▸ Task statement: Write out all of the data without omission, exactly as shown.

[start Extracted data]

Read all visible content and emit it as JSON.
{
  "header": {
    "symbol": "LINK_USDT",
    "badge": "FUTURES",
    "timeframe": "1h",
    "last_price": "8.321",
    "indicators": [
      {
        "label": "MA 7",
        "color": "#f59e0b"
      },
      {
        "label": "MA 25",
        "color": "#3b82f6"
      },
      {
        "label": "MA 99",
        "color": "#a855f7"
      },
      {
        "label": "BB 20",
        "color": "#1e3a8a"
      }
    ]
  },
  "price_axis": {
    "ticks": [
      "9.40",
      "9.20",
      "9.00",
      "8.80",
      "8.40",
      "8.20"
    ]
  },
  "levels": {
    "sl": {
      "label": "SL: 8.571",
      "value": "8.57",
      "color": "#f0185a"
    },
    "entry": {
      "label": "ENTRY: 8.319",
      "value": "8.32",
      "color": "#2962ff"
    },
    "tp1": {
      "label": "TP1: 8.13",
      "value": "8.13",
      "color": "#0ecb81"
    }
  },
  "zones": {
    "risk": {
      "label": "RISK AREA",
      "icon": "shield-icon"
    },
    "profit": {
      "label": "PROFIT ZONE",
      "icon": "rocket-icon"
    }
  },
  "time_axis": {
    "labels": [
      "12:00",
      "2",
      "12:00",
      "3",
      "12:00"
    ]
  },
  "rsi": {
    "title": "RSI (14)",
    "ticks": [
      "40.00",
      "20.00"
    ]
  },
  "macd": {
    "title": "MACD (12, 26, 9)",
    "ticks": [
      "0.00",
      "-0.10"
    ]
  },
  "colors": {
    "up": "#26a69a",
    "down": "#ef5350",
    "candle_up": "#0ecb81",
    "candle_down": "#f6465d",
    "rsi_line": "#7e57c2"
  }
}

[end Extracted data]

▸ Response to this exercise:
Read all visible content and emit it as JSON.
{
  "header": {
    "symbol": "LINK_USDT",
    "badge": "FUTURES",
    "timeframe": "1h",
    "last_price": "8.321",
    "indicators": [
      {
        "label": "MA 7",
        "color": "#f59e0b"
      },
      {
        "label": "MA 25",
        "color": "#3b82f6"
      },
      {
        "label": "MA 99",
        "color": "#a855f7"
      },
      {
        "label": "BB 20",
        "color": "#1e3a8a"
      }
    ]
  },
  "price_axis": {
    "ticks": [
      "9.40",
      "9.20",
      "9.00",
      "8.80",
      "8.40",
      "8.20"
    ]
  },
  "levels": {
    "sl": {
      "label": "SL: 8.571",
      "value": "8.57",
      "color": "#f0185a"
    },
    "entry": {
      "label": "ENTRY: 8.319",
      "value": "8.32",
      "color": "#2962ff"
    },
    "tp1": {
      "label": "TP1: 8.13",
      "value": "8.13",
      "color": "#0ecb81"
    }
  },
  "zones": {
    "risk": {
      "label": "RISK AREA",
      "icon": "shield-icon"
    },
    "profit": {
      "label": "PROFIT ZONE",
      "icon": "rocket-icon"
    }
  },
  "time_axis": {
    "labels": [
      "12:00",
      "2",
      "12:00",
      "3",
      "12:00"
    ]
  },
  "rsi": {
    "title": "RSI (14)",
    "ticks": [
      "40.00",
      "20.00"
    ]
  },
  "macd": {
    "title": "MACD (12, 26, 9)",
    "ticks": [
      "0.00",
      "-0.10"
    ]
  },
  "colors": {
    "up": "#26a69a",
    "down": "#ef5350",
    "candle_up": "#0ecb81",
    "candle_down": "#f6465d",
    "rsi_line": "#7e57c2"
  }
}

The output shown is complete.